■ What is required:
How many lines of the records below contain the word "wins"? Answer with the number alone.

Extracted data entries
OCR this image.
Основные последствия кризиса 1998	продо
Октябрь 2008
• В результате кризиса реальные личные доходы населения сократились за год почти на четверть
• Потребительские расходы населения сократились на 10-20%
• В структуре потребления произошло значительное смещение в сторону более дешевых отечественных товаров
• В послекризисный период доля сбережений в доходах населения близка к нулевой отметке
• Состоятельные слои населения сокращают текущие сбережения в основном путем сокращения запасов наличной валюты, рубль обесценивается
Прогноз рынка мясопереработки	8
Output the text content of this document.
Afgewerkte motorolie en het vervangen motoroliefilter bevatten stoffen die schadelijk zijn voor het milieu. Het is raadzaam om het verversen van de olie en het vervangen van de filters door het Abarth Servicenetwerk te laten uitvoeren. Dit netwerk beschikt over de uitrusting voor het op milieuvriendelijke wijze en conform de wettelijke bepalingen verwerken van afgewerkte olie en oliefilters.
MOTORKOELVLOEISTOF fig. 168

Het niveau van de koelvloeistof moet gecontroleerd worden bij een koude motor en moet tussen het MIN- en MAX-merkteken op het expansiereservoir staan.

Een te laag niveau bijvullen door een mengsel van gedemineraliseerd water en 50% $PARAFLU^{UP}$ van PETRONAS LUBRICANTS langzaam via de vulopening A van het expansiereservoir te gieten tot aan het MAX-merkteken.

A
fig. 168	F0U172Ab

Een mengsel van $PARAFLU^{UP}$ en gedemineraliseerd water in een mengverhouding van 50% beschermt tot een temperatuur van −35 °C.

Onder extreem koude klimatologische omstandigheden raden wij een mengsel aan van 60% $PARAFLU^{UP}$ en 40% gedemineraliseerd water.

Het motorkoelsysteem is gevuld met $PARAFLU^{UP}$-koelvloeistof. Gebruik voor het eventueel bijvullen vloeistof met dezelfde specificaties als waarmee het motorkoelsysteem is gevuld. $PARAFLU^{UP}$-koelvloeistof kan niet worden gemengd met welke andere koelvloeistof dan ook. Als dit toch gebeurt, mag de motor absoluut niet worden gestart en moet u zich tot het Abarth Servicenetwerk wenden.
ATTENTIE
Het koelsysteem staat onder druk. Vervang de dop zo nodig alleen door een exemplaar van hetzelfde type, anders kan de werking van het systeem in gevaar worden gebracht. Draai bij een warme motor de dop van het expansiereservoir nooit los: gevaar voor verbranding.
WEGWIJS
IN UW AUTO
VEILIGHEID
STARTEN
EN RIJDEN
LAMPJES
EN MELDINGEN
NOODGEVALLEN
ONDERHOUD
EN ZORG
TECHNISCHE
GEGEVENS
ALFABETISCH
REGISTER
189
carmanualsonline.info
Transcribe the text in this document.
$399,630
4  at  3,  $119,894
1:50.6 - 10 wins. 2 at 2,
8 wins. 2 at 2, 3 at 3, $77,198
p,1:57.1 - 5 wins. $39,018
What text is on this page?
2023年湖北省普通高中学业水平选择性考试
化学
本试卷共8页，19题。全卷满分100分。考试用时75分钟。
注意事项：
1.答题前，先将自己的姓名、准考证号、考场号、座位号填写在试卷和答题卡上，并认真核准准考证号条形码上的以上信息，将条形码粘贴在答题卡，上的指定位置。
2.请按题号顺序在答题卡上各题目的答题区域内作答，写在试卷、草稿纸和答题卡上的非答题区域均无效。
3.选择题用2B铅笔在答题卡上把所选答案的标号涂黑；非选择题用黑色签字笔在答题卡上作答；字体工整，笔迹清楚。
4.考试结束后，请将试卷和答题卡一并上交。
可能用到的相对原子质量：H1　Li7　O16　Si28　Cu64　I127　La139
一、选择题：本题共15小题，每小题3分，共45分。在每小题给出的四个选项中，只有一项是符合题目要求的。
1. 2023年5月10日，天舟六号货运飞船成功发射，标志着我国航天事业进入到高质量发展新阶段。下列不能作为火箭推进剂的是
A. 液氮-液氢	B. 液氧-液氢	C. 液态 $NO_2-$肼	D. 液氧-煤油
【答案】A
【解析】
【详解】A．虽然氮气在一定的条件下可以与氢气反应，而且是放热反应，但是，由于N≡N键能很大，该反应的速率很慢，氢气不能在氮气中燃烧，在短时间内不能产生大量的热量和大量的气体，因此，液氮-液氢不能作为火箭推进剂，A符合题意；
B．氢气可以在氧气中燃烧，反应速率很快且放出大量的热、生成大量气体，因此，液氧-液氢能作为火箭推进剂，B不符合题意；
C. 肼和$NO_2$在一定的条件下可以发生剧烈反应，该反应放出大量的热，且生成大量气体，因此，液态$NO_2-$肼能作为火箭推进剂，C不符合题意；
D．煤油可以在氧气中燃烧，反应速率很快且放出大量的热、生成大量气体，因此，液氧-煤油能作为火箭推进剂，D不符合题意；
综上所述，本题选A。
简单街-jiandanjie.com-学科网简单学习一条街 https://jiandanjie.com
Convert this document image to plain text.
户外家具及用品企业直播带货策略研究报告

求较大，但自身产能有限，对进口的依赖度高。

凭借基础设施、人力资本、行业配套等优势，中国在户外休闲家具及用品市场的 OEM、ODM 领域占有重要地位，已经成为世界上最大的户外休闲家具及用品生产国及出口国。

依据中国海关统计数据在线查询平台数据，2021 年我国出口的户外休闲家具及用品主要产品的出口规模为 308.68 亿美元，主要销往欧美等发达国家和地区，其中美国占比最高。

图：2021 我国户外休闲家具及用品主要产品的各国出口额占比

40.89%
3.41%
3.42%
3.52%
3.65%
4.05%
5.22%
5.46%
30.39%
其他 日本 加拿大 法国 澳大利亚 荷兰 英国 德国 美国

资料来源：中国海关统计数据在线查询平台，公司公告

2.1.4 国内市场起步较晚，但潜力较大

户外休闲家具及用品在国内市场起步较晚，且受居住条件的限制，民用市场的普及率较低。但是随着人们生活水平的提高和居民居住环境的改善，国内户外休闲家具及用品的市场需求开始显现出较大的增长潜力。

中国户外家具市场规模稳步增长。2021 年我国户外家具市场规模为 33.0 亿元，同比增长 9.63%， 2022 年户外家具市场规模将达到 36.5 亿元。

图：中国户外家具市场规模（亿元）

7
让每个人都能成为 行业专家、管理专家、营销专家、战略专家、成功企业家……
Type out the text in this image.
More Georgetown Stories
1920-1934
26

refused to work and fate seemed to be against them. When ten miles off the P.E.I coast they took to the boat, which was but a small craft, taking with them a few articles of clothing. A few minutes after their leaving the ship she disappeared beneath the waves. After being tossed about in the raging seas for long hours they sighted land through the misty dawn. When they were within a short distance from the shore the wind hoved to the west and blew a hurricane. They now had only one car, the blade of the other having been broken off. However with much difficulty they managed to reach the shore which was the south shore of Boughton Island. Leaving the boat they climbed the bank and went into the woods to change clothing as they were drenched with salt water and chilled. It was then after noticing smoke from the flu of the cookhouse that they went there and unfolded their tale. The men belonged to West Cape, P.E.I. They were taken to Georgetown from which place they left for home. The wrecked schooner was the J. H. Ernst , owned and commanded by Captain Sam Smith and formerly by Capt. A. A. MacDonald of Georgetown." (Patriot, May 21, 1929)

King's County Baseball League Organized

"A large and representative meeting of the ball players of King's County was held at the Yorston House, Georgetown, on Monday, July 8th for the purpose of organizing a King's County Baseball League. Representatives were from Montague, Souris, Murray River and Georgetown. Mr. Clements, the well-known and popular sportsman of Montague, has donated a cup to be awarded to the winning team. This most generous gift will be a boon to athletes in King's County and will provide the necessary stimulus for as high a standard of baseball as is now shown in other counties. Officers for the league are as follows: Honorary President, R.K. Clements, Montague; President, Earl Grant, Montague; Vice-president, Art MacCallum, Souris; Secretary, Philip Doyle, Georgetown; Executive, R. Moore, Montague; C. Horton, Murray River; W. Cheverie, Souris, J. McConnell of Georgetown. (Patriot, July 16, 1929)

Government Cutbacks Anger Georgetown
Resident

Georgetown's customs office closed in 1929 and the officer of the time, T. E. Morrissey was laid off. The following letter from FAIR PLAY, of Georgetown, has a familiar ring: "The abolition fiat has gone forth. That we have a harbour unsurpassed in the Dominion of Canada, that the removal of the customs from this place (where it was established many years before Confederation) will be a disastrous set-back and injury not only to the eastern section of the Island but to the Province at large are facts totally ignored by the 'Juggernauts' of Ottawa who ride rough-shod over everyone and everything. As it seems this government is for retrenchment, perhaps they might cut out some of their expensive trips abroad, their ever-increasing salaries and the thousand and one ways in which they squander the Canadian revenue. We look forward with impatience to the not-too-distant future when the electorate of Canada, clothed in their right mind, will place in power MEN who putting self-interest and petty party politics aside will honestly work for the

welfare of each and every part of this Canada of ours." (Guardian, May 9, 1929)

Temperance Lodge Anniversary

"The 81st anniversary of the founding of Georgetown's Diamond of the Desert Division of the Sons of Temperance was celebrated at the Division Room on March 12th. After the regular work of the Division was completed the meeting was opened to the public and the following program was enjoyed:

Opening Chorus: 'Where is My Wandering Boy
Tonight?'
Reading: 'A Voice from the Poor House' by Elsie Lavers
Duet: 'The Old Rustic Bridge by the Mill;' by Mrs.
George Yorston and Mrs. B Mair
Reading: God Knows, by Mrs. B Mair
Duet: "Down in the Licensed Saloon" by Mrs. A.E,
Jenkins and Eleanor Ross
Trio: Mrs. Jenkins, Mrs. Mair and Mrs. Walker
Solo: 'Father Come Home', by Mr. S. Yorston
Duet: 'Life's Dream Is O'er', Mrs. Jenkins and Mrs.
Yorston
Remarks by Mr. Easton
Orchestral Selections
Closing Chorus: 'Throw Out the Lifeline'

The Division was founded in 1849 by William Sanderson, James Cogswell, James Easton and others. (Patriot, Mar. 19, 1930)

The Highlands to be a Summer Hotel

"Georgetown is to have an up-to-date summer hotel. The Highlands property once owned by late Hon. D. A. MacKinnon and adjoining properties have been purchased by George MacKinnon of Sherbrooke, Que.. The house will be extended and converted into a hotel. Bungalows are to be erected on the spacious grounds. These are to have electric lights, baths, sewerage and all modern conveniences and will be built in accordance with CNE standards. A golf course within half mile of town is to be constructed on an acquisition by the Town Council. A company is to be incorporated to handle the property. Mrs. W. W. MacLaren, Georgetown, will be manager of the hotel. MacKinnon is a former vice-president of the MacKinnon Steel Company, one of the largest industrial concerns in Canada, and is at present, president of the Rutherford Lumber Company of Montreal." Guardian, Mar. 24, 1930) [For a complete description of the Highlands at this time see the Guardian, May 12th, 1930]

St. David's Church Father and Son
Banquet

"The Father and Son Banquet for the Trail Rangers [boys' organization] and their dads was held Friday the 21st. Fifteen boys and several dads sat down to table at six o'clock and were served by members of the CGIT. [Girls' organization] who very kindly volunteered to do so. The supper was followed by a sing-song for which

■ Result below:
3